:: The data ::
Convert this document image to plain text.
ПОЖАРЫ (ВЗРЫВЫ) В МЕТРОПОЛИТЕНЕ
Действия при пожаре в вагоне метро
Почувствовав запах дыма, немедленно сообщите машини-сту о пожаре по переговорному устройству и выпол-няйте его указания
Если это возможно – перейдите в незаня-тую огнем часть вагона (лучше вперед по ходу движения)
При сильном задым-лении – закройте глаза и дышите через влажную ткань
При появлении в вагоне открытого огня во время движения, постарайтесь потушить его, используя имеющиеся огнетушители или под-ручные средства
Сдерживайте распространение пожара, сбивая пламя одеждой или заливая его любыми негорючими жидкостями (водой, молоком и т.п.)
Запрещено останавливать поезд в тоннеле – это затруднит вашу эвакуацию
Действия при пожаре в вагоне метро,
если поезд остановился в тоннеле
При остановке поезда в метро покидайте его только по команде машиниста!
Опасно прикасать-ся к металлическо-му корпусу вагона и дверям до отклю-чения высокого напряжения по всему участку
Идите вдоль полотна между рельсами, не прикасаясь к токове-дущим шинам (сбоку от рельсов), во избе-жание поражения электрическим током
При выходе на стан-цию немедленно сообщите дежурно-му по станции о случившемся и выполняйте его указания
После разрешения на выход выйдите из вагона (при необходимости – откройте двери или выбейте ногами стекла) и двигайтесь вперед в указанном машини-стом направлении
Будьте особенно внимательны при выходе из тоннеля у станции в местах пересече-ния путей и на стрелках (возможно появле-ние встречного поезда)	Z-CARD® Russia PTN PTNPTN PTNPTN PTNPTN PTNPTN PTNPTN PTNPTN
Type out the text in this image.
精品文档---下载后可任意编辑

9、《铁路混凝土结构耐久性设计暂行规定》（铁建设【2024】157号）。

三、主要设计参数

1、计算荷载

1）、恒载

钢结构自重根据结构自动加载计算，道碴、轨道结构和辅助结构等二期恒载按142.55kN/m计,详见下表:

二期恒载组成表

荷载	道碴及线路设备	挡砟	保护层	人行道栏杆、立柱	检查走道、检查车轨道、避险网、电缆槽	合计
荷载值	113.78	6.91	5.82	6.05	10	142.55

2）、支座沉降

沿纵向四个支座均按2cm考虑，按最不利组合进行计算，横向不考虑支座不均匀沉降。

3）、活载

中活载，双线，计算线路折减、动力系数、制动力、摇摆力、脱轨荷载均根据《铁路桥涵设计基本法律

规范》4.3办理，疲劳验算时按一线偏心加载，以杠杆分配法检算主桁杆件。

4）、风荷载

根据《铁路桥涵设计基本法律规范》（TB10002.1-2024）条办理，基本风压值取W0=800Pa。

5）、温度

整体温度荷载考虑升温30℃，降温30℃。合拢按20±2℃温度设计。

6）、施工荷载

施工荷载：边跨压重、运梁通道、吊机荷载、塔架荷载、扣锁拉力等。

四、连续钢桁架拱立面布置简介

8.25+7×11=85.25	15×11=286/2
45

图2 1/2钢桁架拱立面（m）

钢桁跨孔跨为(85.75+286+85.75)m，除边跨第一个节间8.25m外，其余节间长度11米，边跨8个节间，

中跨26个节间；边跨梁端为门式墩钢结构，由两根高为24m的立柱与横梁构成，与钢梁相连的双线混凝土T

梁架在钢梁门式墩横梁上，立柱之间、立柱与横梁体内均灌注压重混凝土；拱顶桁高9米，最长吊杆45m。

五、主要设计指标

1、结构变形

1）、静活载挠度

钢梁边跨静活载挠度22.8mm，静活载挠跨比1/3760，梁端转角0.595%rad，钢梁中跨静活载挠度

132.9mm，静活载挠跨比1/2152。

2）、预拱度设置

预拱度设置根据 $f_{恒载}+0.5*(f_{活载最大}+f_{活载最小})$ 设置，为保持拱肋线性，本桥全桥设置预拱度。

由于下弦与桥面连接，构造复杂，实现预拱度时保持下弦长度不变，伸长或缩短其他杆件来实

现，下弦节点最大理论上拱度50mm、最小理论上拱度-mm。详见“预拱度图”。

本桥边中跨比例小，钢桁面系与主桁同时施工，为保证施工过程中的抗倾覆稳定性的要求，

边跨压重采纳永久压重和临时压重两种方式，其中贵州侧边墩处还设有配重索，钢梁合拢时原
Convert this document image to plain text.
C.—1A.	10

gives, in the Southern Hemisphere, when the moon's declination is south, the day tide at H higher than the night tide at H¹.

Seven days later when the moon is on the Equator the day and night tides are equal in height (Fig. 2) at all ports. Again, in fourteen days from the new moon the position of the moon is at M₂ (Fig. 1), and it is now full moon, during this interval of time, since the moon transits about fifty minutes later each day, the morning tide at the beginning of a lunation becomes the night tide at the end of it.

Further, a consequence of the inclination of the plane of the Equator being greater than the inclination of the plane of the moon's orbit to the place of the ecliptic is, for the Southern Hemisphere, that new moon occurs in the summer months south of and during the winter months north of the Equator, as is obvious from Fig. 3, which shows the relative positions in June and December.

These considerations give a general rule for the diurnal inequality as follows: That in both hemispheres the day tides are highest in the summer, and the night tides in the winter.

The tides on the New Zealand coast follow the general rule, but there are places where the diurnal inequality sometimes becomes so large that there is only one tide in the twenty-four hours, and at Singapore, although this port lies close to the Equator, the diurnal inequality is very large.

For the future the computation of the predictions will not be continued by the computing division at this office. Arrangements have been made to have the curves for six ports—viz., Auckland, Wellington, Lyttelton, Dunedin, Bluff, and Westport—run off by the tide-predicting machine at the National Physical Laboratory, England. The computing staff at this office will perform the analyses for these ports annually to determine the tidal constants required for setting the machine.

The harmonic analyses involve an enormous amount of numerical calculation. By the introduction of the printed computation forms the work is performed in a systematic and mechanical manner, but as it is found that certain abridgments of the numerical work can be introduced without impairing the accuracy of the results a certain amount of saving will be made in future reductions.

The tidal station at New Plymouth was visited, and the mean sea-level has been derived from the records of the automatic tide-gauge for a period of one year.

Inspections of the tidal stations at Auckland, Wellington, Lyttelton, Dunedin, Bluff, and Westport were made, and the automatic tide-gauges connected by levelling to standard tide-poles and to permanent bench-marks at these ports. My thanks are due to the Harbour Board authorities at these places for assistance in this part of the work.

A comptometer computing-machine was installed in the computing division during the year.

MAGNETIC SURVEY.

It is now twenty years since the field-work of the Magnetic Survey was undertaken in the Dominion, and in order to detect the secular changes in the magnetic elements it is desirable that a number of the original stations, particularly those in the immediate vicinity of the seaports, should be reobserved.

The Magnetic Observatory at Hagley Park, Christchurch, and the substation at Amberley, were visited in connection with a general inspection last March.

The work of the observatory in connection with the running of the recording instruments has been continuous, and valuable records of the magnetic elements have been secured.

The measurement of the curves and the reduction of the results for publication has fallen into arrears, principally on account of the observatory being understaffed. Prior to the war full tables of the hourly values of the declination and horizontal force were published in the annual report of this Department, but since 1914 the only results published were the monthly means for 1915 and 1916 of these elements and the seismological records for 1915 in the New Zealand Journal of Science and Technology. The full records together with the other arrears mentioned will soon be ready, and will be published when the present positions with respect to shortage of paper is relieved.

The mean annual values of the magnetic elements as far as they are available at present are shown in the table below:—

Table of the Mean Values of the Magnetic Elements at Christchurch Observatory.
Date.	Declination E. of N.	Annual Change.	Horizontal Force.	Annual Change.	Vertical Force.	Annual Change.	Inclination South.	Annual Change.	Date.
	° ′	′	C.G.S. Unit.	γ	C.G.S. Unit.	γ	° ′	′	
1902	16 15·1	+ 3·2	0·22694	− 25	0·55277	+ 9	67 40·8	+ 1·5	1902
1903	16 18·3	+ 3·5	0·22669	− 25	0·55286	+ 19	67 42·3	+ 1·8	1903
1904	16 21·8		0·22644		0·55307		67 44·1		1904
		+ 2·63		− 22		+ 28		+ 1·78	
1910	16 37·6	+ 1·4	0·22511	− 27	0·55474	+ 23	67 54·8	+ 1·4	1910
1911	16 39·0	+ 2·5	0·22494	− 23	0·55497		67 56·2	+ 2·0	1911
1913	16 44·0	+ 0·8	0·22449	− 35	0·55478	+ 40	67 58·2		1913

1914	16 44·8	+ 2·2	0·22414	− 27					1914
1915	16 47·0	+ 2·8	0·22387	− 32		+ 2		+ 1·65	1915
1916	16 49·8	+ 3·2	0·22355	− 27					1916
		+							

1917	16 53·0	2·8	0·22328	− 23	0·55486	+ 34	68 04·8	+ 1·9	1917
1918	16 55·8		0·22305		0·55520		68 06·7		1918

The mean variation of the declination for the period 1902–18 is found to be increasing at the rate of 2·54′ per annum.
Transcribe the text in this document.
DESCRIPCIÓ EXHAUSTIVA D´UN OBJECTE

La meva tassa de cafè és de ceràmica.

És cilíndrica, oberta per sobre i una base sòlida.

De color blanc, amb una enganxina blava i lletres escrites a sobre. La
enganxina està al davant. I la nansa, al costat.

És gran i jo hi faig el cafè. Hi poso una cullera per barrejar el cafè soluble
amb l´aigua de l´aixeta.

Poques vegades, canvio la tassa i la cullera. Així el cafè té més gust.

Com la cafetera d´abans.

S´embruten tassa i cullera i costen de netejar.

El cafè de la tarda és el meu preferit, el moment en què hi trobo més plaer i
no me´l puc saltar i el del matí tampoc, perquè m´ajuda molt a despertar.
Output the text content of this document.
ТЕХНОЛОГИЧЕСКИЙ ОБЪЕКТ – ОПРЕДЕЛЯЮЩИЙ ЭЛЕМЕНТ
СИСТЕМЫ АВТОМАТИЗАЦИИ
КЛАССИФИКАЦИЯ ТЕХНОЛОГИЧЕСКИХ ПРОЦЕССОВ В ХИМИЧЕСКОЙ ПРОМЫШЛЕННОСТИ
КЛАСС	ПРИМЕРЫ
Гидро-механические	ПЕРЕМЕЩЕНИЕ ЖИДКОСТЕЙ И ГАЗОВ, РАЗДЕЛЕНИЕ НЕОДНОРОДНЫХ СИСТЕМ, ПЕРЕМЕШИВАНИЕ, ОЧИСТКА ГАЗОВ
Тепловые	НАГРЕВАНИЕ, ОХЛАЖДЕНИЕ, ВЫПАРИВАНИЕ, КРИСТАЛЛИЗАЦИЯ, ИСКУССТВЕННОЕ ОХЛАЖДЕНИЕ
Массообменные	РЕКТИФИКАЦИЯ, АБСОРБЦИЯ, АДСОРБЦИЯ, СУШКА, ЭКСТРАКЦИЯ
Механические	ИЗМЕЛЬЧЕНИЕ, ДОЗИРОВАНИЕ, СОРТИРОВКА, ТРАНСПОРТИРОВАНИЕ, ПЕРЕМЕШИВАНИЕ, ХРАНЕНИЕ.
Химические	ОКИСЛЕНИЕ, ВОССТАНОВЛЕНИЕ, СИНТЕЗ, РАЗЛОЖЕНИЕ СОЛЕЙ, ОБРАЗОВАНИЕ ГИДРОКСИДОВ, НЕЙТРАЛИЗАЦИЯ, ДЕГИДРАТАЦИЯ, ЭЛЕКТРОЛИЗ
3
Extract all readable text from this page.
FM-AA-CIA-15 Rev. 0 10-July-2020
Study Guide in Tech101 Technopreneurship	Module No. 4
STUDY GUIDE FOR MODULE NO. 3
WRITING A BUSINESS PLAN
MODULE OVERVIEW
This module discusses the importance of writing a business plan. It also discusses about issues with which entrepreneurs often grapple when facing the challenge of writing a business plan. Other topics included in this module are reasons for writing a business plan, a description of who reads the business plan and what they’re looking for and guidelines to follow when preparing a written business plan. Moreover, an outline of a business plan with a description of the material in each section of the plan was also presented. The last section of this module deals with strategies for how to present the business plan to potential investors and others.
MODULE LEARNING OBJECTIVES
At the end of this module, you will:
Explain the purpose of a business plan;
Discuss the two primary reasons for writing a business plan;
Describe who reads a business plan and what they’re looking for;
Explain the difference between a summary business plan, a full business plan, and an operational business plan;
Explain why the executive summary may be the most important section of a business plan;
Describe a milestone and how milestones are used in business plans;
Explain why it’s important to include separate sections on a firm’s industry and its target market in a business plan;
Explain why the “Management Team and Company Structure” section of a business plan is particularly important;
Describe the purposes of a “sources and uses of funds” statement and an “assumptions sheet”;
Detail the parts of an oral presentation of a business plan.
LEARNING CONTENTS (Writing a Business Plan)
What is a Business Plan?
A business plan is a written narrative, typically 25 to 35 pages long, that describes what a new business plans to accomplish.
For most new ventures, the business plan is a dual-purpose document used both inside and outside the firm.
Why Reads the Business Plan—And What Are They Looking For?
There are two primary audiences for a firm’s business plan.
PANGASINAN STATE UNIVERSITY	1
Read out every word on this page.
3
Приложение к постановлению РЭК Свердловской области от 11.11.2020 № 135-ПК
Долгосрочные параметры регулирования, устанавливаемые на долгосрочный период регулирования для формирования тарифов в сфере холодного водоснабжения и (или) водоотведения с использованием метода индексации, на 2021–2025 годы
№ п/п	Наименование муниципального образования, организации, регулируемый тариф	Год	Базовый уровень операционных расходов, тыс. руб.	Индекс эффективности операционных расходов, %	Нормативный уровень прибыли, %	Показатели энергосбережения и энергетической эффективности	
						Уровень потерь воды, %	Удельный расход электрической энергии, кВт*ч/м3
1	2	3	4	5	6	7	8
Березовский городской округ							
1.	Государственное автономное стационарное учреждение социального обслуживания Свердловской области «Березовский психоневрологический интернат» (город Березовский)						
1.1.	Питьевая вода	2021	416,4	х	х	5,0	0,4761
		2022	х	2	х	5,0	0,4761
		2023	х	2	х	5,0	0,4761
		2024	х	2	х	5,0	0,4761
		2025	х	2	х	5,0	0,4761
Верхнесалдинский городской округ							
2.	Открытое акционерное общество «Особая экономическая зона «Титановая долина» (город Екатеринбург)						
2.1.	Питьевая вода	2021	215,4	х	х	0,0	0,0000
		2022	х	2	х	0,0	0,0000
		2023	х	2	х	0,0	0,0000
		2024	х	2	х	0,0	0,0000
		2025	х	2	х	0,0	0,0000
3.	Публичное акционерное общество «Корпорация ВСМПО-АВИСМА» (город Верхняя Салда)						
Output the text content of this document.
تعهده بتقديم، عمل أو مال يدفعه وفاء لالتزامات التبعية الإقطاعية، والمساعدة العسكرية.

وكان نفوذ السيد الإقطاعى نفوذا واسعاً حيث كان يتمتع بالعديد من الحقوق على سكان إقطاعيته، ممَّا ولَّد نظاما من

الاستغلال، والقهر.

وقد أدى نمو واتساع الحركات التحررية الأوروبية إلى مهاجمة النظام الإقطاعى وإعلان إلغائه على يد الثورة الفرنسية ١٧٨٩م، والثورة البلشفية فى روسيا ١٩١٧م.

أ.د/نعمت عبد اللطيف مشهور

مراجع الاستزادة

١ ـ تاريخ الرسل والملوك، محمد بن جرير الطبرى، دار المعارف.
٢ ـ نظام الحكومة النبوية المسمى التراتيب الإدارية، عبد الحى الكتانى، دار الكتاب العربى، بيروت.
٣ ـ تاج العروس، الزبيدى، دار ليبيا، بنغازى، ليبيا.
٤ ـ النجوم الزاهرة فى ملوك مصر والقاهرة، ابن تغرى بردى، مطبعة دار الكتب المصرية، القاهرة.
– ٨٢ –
:::
- What you should do
Lines that include the word "Southern" are to be extracted from the data above.

- The result
gives, in the Southern Hemisphere, when the moon's declination is south, the day tide at H higher than the night tide at H¹.
Further, a consequence of the inclination of the plane of the Equator being greater than the inclination of the plane of the moon's orbit to the place of the ecliptic is, for the Southern Hemisphere, that new moon occurs in the summer months south of and during the winter months north of the Equator, as is obvious from Fig. 3, which shows the relative positions in June and December.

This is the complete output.